GOAL:
Write down each entry again, exactly as it reads.

GIVEN RECORDS:
— begin —
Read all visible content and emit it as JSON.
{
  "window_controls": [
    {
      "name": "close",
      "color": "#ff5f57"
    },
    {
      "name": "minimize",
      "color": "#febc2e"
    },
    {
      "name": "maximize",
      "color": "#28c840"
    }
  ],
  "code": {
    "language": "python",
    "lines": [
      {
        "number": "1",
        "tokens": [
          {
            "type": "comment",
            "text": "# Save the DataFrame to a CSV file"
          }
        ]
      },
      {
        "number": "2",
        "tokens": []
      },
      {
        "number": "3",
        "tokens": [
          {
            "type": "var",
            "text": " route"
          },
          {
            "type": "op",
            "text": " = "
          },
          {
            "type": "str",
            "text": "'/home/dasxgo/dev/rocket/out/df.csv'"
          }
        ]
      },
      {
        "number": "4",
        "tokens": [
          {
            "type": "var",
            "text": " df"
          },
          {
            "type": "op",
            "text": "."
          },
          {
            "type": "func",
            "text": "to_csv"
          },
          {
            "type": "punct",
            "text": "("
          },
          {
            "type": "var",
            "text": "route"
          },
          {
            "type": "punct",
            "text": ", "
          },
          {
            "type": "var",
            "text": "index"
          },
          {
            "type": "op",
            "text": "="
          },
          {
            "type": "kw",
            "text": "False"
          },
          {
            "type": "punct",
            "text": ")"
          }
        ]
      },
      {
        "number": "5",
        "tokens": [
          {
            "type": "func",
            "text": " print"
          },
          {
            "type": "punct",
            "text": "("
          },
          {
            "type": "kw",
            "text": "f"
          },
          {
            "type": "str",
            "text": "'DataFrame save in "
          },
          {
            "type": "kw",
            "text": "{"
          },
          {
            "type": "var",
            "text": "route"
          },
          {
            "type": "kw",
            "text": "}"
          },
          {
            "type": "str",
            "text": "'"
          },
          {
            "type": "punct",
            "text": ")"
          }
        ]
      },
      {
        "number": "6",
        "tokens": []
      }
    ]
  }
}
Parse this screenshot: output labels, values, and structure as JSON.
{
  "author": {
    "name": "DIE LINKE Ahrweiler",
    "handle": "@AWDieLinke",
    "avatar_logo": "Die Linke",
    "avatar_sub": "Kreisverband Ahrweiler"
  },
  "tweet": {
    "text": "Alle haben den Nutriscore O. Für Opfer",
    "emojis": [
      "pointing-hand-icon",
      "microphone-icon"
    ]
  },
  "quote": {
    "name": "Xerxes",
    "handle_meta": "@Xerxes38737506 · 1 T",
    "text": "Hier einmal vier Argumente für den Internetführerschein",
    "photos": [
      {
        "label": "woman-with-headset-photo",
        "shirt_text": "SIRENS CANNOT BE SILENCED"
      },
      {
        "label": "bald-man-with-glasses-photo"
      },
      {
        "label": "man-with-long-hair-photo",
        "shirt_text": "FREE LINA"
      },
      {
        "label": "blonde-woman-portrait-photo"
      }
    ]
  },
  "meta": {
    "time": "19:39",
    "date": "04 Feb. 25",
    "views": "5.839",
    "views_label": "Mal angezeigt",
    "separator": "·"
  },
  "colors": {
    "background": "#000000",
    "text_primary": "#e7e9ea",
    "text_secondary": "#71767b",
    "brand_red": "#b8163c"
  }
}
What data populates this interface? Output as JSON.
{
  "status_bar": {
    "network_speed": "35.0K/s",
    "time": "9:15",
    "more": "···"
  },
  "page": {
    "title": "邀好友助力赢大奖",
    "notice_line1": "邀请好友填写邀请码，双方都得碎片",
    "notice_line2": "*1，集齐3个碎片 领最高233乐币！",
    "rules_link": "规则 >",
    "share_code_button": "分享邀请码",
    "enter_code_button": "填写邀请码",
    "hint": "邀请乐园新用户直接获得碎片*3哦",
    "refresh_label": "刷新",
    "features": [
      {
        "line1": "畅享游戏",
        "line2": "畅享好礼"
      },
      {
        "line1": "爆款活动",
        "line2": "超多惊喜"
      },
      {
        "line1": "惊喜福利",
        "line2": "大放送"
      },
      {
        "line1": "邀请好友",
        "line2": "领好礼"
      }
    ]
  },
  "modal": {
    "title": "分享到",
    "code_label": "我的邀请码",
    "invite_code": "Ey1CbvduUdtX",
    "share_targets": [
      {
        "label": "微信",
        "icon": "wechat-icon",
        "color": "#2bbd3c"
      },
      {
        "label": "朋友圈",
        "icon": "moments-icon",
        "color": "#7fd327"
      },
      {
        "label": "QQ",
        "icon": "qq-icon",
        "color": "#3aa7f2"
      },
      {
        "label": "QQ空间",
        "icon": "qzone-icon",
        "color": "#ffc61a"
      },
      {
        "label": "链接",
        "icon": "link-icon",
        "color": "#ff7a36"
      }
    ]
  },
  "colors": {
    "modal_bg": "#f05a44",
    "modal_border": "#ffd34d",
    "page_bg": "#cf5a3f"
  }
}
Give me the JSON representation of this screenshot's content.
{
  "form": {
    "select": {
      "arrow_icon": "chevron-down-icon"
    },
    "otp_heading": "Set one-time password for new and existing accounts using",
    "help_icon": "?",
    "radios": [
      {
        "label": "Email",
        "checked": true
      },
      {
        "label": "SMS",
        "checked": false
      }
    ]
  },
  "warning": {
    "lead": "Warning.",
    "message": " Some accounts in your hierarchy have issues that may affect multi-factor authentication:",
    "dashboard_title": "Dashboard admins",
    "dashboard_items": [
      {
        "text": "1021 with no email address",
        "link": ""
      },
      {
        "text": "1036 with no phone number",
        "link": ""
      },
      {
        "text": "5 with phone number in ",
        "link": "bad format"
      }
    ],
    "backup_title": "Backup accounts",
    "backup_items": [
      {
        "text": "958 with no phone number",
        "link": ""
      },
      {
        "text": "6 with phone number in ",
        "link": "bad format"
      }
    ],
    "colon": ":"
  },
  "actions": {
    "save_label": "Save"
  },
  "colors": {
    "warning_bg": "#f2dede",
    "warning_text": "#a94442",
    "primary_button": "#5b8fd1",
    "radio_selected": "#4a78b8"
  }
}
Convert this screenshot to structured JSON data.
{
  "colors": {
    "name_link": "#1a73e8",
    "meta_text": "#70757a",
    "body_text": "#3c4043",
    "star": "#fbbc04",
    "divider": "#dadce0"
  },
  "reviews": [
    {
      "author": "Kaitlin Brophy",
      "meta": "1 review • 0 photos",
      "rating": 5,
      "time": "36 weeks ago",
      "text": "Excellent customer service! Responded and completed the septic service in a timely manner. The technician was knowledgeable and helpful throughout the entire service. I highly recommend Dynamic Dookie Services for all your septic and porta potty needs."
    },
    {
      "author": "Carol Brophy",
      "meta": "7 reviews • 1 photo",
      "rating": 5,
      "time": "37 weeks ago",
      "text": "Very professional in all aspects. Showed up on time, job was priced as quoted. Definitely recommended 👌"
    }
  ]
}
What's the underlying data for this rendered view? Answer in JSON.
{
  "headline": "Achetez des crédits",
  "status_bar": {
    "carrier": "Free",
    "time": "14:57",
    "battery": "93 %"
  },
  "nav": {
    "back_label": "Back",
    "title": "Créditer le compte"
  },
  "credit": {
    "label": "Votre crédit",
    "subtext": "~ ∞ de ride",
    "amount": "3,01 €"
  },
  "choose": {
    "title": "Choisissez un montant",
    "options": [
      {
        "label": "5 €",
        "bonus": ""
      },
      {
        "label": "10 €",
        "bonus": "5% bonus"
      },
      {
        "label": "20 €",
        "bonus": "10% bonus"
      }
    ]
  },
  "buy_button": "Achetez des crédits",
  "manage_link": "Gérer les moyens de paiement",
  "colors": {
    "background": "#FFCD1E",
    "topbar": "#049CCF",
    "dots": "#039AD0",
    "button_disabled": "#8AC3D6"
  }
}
— end —
SOLUTION TO THIS EXERCISE:
Read all visible content and emit it as JSON.
{
  "window_controls": [
    {
      "name": "close",
      "color": "#ff5f57"
    },
    {
      "name": "minimize",
      "color": "#febc2e"
    },
    {
      "name": "maximize",
      "color": "#28c840"
    }
  ],
  "code": {
    "language": "python",
    "lines": [
      {
        "number": "1",
        "tokens": [
          {
            "type": "comment",
            "text": "# Save the DataFrame to a CSV file"
          }
        ]
      },
      {
        "number": "2",
        "tokens": []
      },
      {
        "number": "3",
        "tokens": [
          {
            "type": "var",
            "text": " route"
          },
          {
            "type": "op",
            "text": " = "
          },
          {
            "type": "str",
            "text": "'/home/dasxgo/dev/rocket/out/df.csv'"
          }
        ]
      },
      {
        "number": "4",
        "tokens": [
          {
            "type": "var",
            "text": " df"
          },
          {
            "type": "op",
            "text": "."
          },
          {
            "type": "func",
            "text": "to_csv"
          },
          {
            "type": "punct",
            "text": "("
          },
          {
            "type": "var",
            "text": "route"
          },
          {
            "type": "punct",
            "text": ", "
          },
          {
            "type": "var",
            "text": "index"
          },
          {
            "type": "op",
            "text": "="
          },
          {
            "type": "kw",
            "text": "False"
          },
          {
            "type": "punct",
            "text": ")"
          }
        ]
      },
      {
        "number": "5",
        "tokens": [
          {
            "type": "func",
            "text": " print"
          },
          {
            "type": "punct",
            "text": "("
          },
          {
            "type": "kw",
            "text": "f"
          },
          {
            "type": "str",
            "text": "'DataFrame save in "
          },
          {
            "type": "kw",
            "text": "{"
          },
          {
            "type": "var",
            "text": "route"
          },
          {
            "type": "kw",
            "text": "}"
          },
          {
            "type": "str",
            "text": "'"
          },
          {
            "type": "punct",
            "text": ")"
          }
        ]
      },
      {
        "number": "6",
        "tokens": []
      }
    ]
  }
}
Parse this screenshot: output labels, values, and structure as JSON.
{
  "author": {
    "name": "DIE LINKE Ahrweiler",
    "handle": "@AWDieLinke",
    "avatar_logo": "Die Linke",
    "avatar_sub": "Kreisverband Ahrweiler"
  },
  "tweet": {
    "text": "Alle haben den Nutriscore O. Für Opfer",
    "emojis": [
      "pointing-hand-icon",
      "microphone-icon"
    ]
  },
  "quote": {
    "name": "Xerxes",
    "handle_meta": "@Xerxes38737506 · 1 T",
    "text": "Hier einmal vier Argumente für den Internetführerschein",
    "photos": [
      {
        "label": "woman-with-headset-photo",
        "shirt_text": "SIRENS CANNOT BE SILENCED"
      },
      {
        "label": "bald-man-with-glasses-photo"
      },
      {
        "label": "man-with-long-hair-photo",
        "shirt_text": "FREE LINA"
      },
      {
        "label": "blonde-woman-portrait-photo"
      }
    ]
  },
  "meta": {
    "time": "19:39",
    "date": "04 Feb. 25",
    "views": "5.839",
    "views_label": "Mal angezeigt",
    "separator": "·"
  },
  "colors": {
    "background": "#000000",
    "text_primary": "#e7e9ea",
    "text_secondary": "#71767b",
    "brand_red": "#b8163c"
  }
}
What data populates this interface? Output as JSON.
{
  "status_bar": {
    "network_speed": "35.0K/s",
    "time": "9:15",
    "more": "···"
  },
  "page": {
    "title": "邀好友助力赢大奖",
    "notice_line1": "邀请好友填写邀请码，双方都得碎片",
    "notice_line2": "*1，集齐3个碎片 领最高233乐币！",
    "rules_link": "规则 >",
    "share_code_button": "分享邀请码",
    "enter_code_button": "填写邀请码",
    "hint": "邀请乐园新用户直接获得碎片*3哦",
    "refresh_label": "刷新",
    "features": [
      {
        "line1": "畅享游戏",
        "line2": "畅享好礼"
      },
      {
        "line1": "爆款活动",
        "line2": "超多惊喜"
      },
      {
        "line1": "惊喜福利",
        "line2": "大放送"
      },
      {
        "line1": "邀请好友",
        "line2": "领好礼"
      }
    ]
  },
  "modal": {
    "title": "分享到",
    "code_label": "我的邀请码",
    "invite_code": "Ey1CbvduUdtX",
    "share_targets": [
      {
        "label": "微信",
        "icon": "wechat-icon",
        "color": "#2bbd3c"
      },
      {
        "label": "朋友圈",
        "icon": "moments-icon",
        "color": "#7fd327"
      },
      {
        "label": "QQ",
        "icon": "qq-icon",
        "color": "#3aa7f2"
      },
      {
        "label": "QQ空间",
        "icon": "qzone-icon",
        "color": "#ffc61a"
      },
      {
        "label": "链接",
        "icon": "link-icon",
        "color": "#ff7a36"
      }
    ]
  },
  "colors": {
    "modal_bg": "#f05a44",
    "modal_border": "#ffd34d",
    "page_bg": "#cf5a3f"
  }
}
Give me the JSON representation of this screenshot's content.
{
  "form": {
    "select": {
      "arrow_icon": "chevron-down-icon"
    },
    "otp_heading": "Set one-time password for new and existing accounts using",
    "help_icon": "?",
    "radios": [
      {
        "label": "Email",
        "checked": true
      },
      {
        "label": "SMS",
        "checked": false
      }
    ]
  },
  "warning": {
    "lead": "Warning.",
    "message": " Some accounts in your hierarchy have issues that may affect multi-factor authentication:",
    "dashboard_title": "Dashboard admins",
    "dashboard_items": [
      {
        "text": "1021 with no email address",
        "link": ""
      },
      {
        "text": "1036 with no phone number",
        "link": ""
      },
      {
        "text": "5 with phone number in ",
        "link": "bad format"
      }
    ],
    "backup_title": "Backup accounts",
    "backup_items": [
      {
        "text": "958 with no phone number",
        "link": ""
      },
      {
        "text": "6 with phone number in ",
        "link": "bad format"
      }
    ],
    "colon": ":"
  },
  "actions": {
    "save_label": "Save"
  },
  "colors": {
    "warning_bg": "#f2dede",
    "warning_text": "#a94442",
    "primary_button": "#5b8fd1",
    "radio_selected": "#4a78b8"
  }
}
Convert this screenshot to structured JSON data.
{
  "colors": {
    "name_link": "#1a73e8",
    "meta_text": "#70757a",
    "body_text": "#3c4043",
    "star": "#fbbc04",
    "divider": "#dadce0"
  },
  "reviews": [
    {
      "author": "Kaitlin Brophy",
      "meta": "1 review • 0 photos",
      "rating": 5,
      "time": "36 weeks ago",
      "text": "Excellent customer service! Responded and completed the septic service in a timely manner. The technician was knowledgeable and helpful throughout the entire service. I highly recommend Dynamic Dookie Services for all your septic and porta potty needs."
    },
    {
      "author": "Carol Brophy",
      "meta": "7 reviews • 1 photo",
      "rating": 5,
      "time": "37 weeks ago",
      "text": "Very professional in all aspects. Showed up on time, job was priced as quoted. Definitely recommended 👌"
    }
  ]
}
What's the underlying data for this rendered view? Answer in JSON.
{
  "headline": "Achetez des crédits",
  "status_bar": {
    "carrier": "Free",
    "time": "14:57",
    "battery": "93 %"
  },
  "nav": {
    "back_label": "Back",
    "title": "Créditer le compte"
  },
  "credit": {
    "label": "Votre crédit",
    "subtext": "~ ∞ de ride",
    "amount": "3,01 €"
  },
  "choose": {
    "title": "Choisissez un montant",
    "options": [
      {
        "label": "5 €",
        "bonus": ""
      },
      {
        "label": "10 €",
        "bonus": "5% bonus"
      },
      {
        "label": "20 €",
        "bonus": "10% bonus"
      }
    ]
  },
  "buy_button": "Achetez des crédits",
  "manage_link": "Gérer les moyens de paiement",
  "colors": {
    "background": "#FFCD1E",
    "topbar": "#049CCF",
    "dots": "#039AD0",
    "button_disabled": "#8AC3D6"
  }
}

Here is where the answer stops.